▸ **Record list**
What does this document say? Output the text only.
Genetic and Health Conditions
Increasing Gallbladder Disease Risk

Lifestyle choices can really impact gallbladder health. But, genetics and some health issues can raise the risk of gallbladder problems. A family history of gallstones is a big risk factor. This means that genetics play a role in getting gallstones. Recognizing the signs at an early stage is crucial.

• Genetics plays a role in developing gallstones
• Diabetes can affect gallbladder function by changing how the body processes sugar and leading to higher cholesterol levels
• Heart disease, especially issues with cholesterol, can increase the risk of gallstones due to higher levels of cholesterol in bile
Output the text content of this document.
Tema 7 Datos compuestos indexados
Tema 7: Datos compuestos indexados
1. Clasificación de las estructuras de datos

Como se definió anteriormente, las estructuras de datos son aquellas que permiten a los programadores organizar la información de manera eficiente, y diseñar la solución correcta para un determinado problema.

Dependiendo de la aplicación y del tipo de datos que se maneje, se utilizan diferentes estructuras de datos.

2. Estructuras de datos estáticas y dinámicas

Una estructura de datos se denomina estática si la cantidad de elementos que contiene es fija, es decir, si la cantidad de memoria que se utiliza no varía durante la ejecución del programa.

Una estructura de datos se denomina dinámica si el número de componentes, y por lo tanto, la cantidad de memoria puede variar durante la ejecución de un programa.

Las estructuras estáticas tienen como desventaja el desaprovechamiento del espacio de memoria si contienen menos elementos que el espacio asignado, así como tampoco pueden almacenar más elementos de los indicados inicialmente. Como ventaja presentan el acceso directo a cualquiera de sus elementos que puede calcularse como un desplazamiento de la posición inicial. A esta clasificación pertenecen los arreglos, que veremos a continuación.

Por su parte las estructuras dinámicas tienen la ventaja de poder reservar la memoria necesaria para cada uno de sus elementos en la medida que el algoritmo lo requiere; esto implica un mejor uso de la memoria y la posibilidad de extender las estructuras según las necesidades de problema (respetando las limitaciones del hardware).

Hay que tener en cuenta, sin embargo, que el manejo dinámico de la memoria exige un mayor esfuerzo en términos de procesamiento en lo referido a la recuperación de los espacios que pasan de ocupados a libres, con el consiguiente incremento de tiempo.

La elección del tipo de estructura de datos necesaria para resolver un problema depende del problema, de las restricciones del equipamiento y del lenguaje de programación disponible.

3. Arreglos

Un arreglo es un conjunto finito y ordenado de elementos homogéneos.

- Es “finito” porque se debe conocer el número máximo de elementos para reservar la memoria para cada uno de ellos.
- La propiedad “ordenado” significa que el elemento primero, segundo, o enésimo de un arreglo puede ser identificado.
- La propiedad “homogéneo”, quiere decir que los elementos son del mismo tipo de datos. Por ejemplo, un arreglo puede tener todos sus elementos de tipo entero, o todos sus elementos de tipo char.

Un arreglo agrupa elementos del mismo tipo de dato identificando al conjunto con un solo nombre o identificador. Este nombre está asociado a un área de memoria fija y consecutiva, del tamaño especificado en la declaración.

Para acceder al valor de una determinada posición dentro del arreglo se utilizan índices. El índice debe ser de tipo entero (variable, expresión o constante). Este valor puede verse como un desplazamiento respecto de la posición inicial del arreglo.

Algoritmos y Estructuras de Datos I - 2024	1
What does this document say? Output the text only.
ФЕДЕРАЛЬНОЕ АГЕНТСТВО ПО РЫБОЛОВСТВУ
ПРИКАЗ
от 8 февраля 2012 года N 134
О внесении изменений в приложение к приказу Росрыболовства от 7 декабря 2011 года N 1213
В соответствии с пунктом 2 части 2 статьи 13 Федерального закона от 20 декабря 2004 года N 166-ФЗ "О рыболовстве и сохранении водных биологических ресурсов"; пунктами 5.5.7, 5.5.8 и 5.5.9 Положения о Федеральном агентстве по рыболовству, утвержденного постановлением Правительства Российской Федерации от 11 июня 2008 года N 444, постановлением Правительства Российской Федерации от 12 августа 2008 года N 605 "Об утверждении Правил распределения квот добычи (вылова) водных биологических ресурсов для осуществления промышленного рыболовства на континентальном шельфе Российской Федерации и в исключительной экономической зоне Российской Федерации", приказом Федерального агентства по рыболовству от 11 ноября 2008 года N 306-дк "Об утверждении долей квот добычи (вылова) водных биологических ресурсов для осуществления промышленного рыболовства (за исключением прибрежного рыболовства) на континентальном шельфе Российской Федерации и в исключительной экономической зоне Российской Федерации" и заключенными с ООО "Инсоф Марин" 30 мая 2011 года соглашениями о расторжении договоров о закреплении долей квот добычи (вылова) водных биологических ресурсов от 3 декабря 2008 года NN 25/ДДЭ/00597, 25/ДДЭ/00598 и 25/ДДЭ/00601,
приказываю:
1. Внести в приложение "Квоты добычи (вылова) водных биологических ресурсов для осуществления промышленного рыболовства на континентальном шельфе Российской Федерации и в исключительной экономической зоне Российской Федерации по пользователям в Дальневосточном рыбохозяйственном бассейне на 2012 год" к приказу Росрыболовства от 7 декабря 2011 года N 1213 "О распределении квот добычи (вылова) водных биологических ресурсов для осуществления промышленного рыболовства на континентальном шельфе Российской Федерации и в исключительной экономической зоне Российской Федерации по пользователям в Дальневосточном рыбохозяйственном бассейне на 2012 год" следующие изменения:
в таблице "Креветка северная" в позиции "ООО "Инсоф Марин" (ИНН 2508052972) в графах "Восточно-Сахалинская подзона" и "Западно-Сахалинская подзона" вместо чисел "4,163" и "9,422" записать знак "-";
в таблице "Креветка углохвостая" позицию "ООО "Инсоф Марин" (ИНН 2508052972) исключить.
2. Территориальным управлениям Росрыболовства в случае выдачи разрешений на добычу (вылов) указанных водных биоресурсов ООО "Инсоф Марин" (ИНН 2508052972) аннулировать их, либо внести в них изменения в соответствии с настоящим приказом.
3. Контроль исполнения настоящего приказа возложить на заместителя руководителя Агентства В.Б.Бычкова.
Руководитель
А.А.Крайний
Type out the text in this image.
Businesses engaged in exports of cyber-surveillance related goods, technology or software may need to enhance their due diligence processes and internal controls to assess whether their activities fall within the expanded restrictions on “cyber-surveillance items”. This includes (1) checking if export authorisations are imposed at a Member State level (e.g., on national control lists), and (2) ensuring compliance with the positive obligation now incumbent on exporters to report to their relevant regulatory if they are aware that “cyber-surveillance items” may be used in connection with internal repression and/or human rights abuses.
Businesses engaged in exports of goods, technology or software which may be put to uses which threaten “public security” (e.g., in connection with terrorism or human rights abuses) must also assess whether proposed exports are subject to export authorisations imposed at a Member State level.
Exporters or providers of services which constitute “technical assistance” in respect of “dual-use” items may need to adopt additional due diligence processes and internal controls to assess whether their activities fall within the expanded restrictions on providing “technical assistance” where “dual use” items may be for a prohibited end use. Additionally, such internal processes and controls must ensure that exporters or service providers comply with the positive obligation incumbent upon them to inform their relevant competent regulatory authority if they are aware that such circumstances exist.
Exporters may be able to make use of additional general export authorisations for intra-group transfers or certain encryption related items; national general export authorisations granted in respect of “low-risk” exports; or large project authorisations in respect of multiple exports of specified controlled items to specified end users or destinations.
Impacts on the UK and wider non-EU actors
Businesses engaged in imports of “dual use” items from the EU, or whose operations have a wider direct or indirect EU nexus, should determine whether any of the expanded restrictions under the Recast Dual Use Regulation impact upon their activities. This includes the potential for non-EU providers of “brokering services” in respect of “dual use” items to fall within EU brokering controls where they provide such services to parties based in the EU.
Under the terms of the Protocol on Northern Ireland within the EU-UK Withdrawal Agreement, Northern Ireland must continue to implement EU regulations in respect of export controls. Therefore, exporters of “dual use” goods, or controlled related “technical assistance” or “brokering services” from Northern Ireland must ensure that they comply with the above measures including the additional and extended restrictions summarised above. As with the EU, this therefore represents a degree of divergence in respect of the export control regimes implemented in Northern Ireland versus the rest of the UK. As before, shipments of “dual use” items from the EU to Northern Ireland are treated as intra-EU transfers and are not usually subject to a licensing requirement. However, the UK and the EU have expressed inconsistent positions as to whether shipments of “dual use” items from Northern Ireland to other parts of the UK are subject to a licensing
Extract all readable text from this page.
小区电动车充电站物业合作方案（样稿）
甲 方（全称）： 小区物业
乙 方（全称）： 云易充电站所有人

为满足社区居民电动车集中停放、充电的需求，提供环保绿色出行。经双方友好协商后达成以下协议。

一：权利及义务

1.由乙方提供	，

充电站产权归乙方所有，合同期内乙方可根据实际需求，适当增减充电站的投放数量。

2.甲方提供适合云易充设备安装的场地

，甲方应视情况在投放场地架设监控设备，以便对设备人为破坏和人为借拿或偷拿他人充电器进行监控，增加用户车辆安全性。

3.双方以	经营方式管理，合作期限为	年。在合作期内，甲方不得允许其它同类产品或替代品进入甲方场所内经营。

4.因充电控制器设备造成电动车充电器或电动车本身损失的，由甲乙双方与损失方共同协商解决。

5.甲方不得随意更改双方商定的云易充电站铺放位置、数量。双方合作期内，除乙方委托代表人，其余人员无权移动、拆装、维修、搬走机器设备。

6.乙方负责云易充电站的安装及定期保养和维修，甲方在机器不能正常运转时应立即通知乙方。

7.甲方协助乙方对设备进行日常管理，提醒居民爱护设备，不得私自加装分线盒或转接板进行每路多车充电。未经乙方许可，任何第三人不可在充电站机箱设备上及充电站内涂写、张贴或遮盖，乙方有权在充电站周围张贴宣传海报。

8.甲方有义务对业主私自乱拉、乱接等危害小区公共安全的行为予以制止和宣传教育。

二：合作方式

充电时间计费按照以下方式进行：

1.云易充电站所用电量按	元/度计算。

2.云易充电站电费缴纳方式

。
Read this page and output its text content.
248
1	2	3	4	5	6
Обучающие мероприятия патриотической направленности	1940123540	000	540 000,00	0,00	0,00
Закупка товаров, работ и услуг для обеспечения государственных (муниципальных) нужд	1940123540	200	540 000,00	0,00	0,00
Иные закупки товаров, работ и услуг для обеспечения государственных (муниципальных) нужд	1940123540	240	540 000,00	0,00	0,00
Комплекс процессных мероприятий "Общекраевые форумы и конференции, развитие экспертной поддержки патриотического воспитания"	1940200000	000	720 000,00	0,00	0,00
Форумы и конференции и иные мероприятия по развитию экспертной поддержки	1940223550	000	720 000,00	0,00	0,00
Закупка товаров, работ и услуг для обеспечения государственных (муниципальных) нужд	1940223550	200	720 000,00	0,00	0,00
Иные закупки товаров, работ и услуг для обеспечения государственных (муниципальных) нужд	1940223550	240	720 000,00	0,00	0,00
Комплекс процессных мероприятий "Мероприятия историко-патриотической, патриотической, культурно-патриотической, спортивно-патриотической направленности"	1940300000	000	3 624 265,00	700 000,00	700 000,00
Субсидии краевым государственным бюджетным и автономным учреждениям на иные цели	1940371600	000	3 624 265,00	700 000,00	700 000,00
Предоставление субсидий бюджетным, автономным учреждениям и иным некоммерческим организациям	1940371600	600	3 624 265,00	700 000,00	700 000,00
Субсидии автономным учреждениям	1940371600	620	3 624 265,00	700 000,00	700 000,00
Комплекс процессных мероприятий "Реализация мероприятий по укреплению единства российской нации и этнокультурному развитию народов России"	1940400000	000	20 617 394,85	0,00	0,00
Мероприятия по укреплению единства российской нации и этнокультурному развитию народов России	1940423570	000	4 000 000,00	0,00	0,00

▸ **What is needed**
Go through the records and show every line with the string "tienen" in it.

▸ **The solution**
Las estructuras estáticas tienen como desventaja el desaprovechamiento del espacio de memoria si contienen menos elementos que el espacio asignado, así como tampoco pueden almacenar más elementos de los indicados inicialmente. Como ventaja presentan el acceso directo a cualquiera de sus elementos que puede calcularse como un desplazamiento de la posición inicial. A esta clasificación pertenecen los arreglos, que veremos a continuación.
Por su parte las estructuras dinámicas tienen la ventaja de poder reservar la memoria necesaria para cada uno de sus elementos en la medida que el algoritmo lo requiere; esto implica un mejor uso de la memoria y la posibilidad de extender las estructuras según las necesidades de problema (respetando las limitaciones del hardware).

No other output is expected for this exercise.